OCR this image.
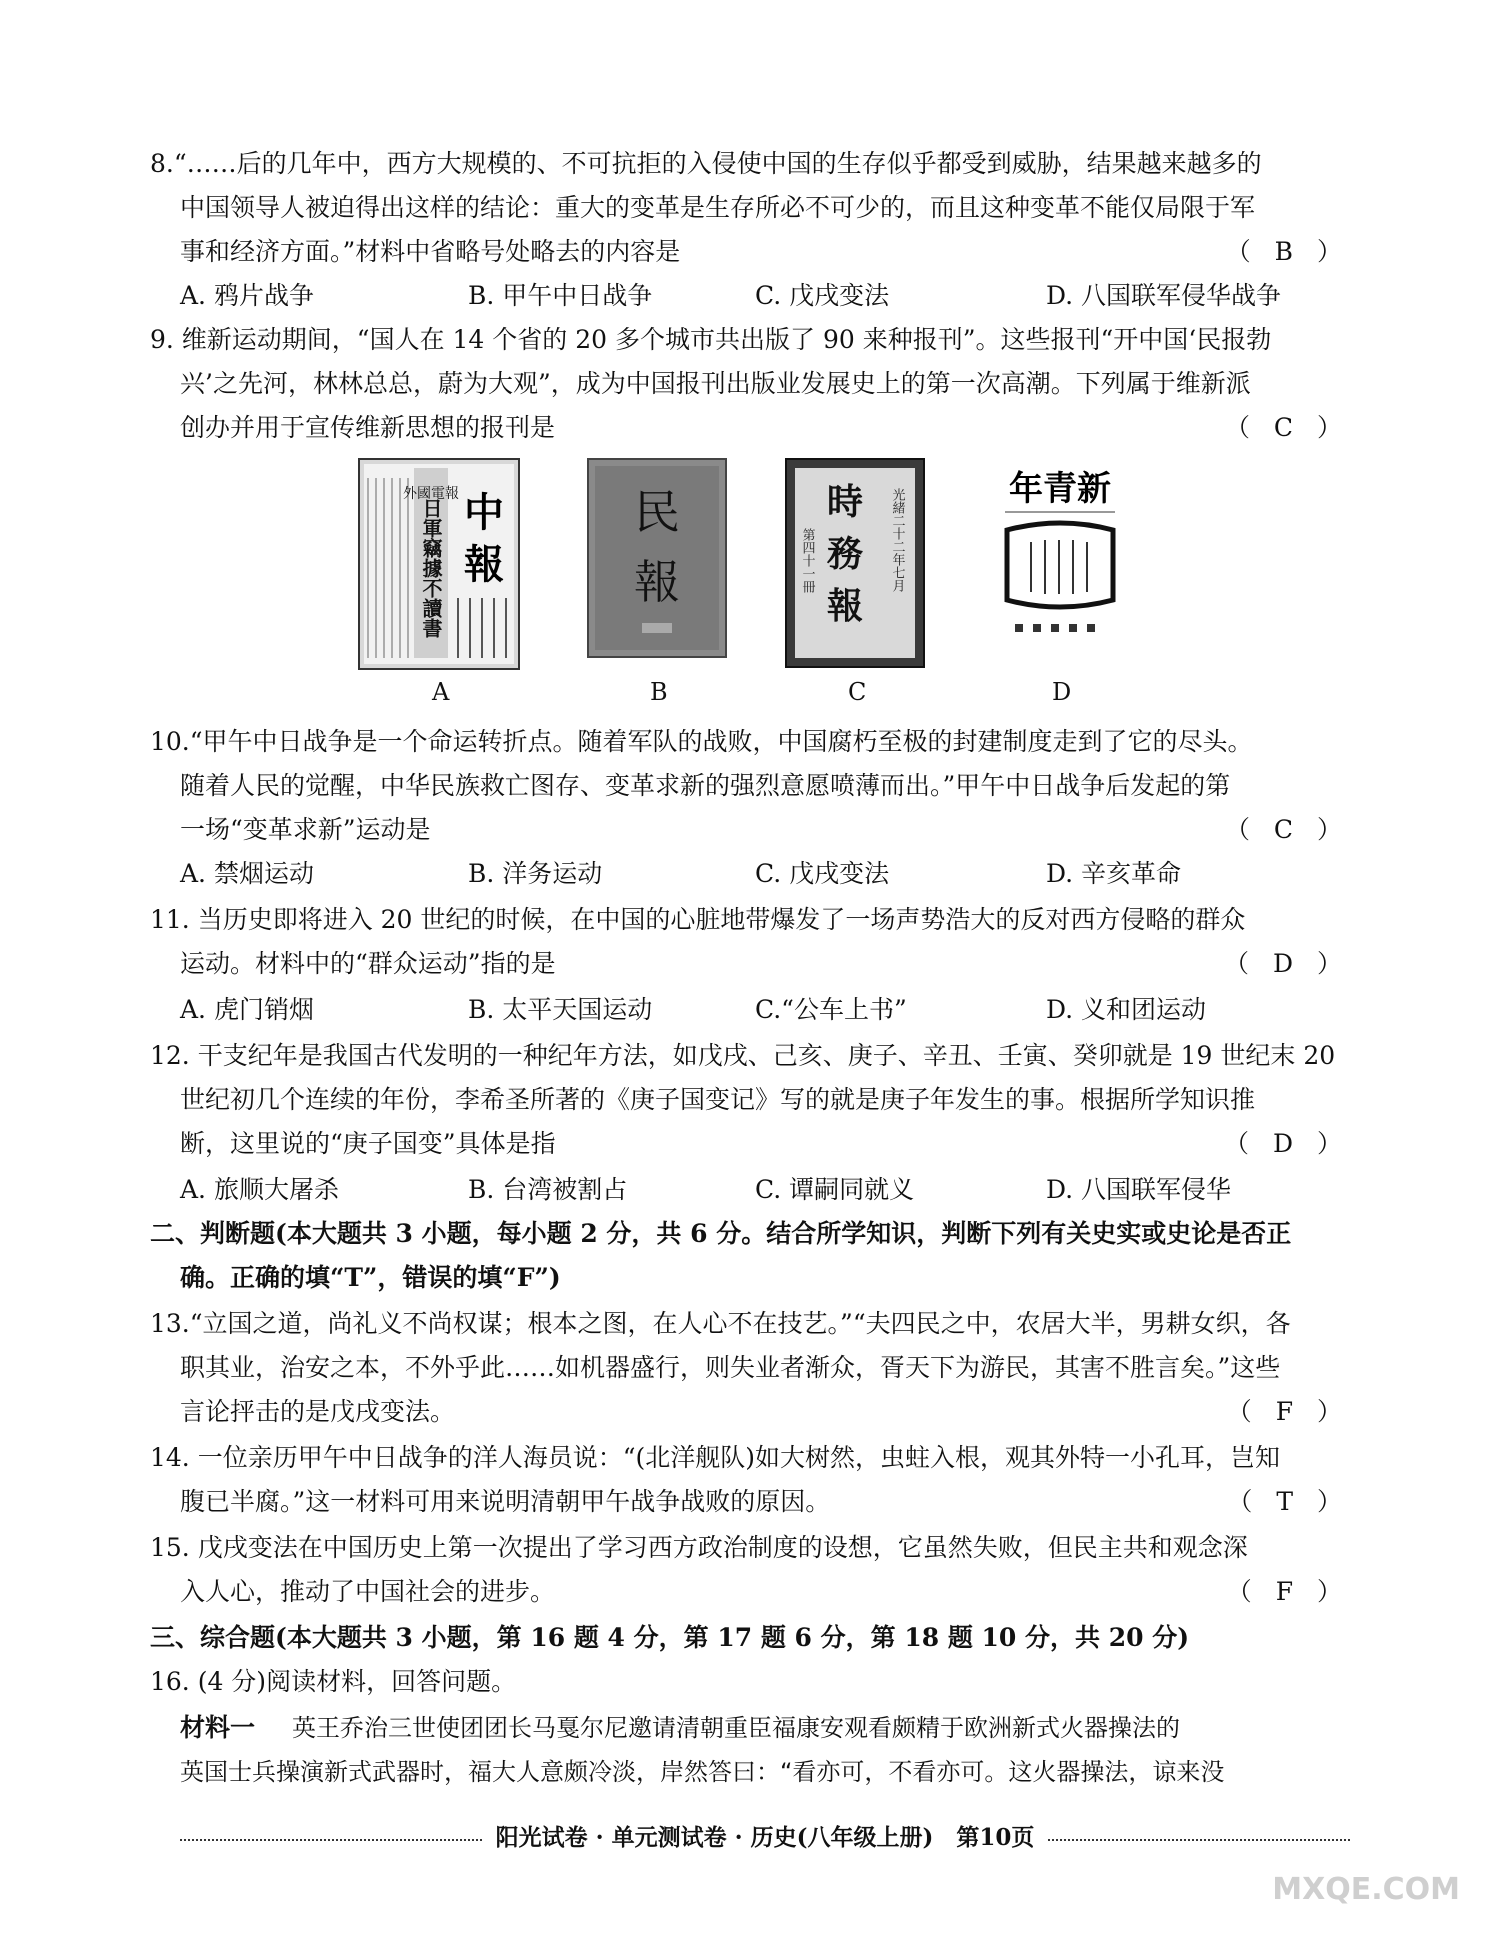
8.“……后的几年中，西方大规模的、不可抗拒的入侵使中国的生存似乎都受到威胁，结果越来越多的
中国领导人被迫得出这样的结论：重大的变革是生存所必不可少的，而且这种变革不能仅局限于军
事和经济方面。”材料中省略号处略去的内容是	（ B ）
A. 鸦片战争	B. 甲午中日战争	C. 戊戌变法	D. 八国联军侵华战争
9. 维新运动期间，“国人在 14 个省的 20 多个城市共出版了 90 来种报刊”。这些报刊“开中国‘民报勃
兴’之先河，林林总总，蔚为大观”，成为中国报刊出版业发展史上的第一次高潮。下列属于维新派
创办并用于宣传维新思想的报刊是	（ C ）
外國電報
日軍竊據不讀書 中
報
A
民
報
B
時
務
報
光緒二十二年七月
第四十一冊
C
年青新
D
10.“甲午中日战争是一个命运转折点。随着军队的战败，中国腐朽至极的封建制度走到了它的尽头。
随着人民的觉醒，中华民族救亡图存、变革求新的强烈意愿喷薄而出。”甲午中日战争后发起的第
一场“变革求新”运动是	（ C ）
A. 禁烟运动	B. 洋务运动	C. 戊戌变法	D. 辛亥革命
11. 当历史即将进入 20 世纪的时候，在中国的心脏地带爆发了一场声势浩大的反对西方侵略的群众
运动。材料中的“群众运动”指的是	（ D ）
A. 虎门销烟	B. 太平天国运动	C.“公车上书”	D. 义和团运动
12. 干支纪年是我国古代发明的一种纪年方法，如戊戌、己亥、庚子、辛丑、壬寅、癸卯就是 19 世纪末 20
世纪初几个连续的年份，李希圣所著的《庚子国变记》写的就是庚子年发生的事。根据所学知识推
断，这里说的“庚子国变”具体是指	（ D ）
A. 旅顺大屠杀	B. 台湾被割占	C. 谭嗣同就义	D. 八国联军侵华
二、判断题(本大题共 3 小题，每小题 2 分，共 6 分。结合所学知识，判断下列有关史实或史论是否正
确。正确的填“T”，错误的填“F”)
13.“立国之道，尚礼义不尚权谋；根本之图，在人心不在技艺。”“夫四民之中，农居大半，男耕女织，各
职其业，治安之本，不外乎此……如机器盛行，则失业者渐众，胥天下为游民，其害不胜言矣。”这些
言论抨击的是戊戌变法。	（ F ）
14. 一位亲历甲午中日战争的洋人海员说：“(北洋舰队)如大树然，虫蛀入根，观其外特一小孔耳，岂知
腹已半腐。”这一材料可用来说明清朝甲午战争战败的原因。	（ T ）
15. 戊戌变法在中国历史上第一次提出了学习西方政治制度的设想，它虽然失败，但民主共和观念深
入人心，推动了中国社会的进步。	（ F ）
三、综合题(本大题共 3 小题，第 16 题 4 分，第 17 题 6 分，第 18 题 10 分，共 20 分)
16. (4 分)阅读材料，回答问题。
材料一 英王乔治三世使团团长马戛尔尼邀请清朝重臣福康安观看颇精于欧洲新式火器操法的
英国士兵操演新式武器时，福大人意颇冷淡，岸然答曰：“看亦可，不看亦可。这火器操法，谅来没
阳光试卷 · 单元测试卷 · 历史(八年级上册)　第10页
MXQE.COM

== WORK REQUIRED ==
Quote in full the listing given above; the images are to be left out.

== ANSWER IN FULL ==
OCR this image.
8.“……后的几年中，西方大规模的、不可抗拒的入侵使中国的生存似乎都受到威胁，结果越来越多的
中国领导人被迫得出这样的结论：重大的变革是生存所必不可少的，而且这种变革不能仅局限于军
事和经济方面。”材料中省略号处略去的内容是	（ B ）
A. 鸦片战争	B. 甲午中日战争	C. 戊戌变法	D. 八国联军侵华战争
9. 维新运动期间，“国人在 14 个省的 20 多个城市共出版了 90 来种报刊”。这些报刊“开中国‘民报勃
兴’之先河，林林总总，蔚为大观”，成为中国报刊出版业发展史上的第一次高潮。下列属于维新派
创办并用于宣传维新思想的报刊是	（ C ）
外國電報
日軍竊據不讀書 中
報
A
民
報
B
時
務
報
光緒二十二年七月
第四十一冊
C
年青新
D
10.“甲午中日战争是一个命运转折点。随着军队的战败，中国腐朽至极的封建制度走到了它的尽头。
随着人民的觉醒，中华民族救亡图存、变革求新的强烈意愿喷薄而出。”甲午中日战争后发起的第
一场“变革求新”运动是	（ C ）
A. 禁烟运动	B. 洋务运动	C. 戊戌变法	D. 辛亥革命
11. 当历史即将进入 20 世纪的时候，在中国的心脏地带爆发了一场声势浩大的反对西方侵略的群众
运动。材料中的“群众运动”指的是	（ D ）
A. 虎门销烟	B. 太平天国运动	C.“公车上书”	D. 义和团运动
12. 干支纪年是我国古代发明的一种纪年方法，如戊戌、己亥、庚子、辛丑、壬寅、癸卯就是 19 世纪末 20
世纪初几个连续的年份，李希圣所著的《庚子国变记》写的就是庚子年发生的事。根据所学知识推
断，这里说的“庚子国变”具体是指	（ D ）
A. 旅顺大屠杀	B. 台湾被割占	C. 谭嗣同就义	D. 八国联军侵华
二、判断题(本大题共 3 小题，每小题 2 分，共 6 分。结合所学知识，判断下列有关史实或史论是否正
确。正确的填“T”，错误的填“F”)
13.“立国之道，尚礼义不尚权谋；根本之图，在人心不在技艺。”“夫四民之中，农居大半，男耕女织，各
职其业，治安之本，不外乎此……如机器盛行，则失业者渐众，胥天下为游民，其害不胜言矣。”这些
言论抨击的是戊戌变法。	（ F ）
14. 一位亲历甲午中日战争的洋人海员说：“(北洋舰队)如大树然，虫蛀入根，观其外特一小孔耳，岂知
腹已半腐。”这一材料可用来说明清朝甲午战争战败的原因。	（ T ）
15. 戊戌变法在中国历史上第一次提出了学习西方政治制度的设想，它虽然失败，但民主共和观念深
入人心，推动了中国社会的进步。	（ F ）
三、综合题(本大题共 3 小题，第 16 题 4 分，第 17 题 6 分，第 18 题 10 分，共 20 分)
16. (4 分)阅读材料，回答问题。
材料一 英王乔治三世使团团长马戛尔尼邀请清朝重臣福康安观看颇精于欧洲新式火器操法的
英国士兵操演新式武器时，福大人意颇冷淡，岸然答曰：“看亦可，不看亦可。这火器操法，谅来没
阳光试卷 · 单元测试卷 · 历史(八年级上册)　第10页
MXQE.COM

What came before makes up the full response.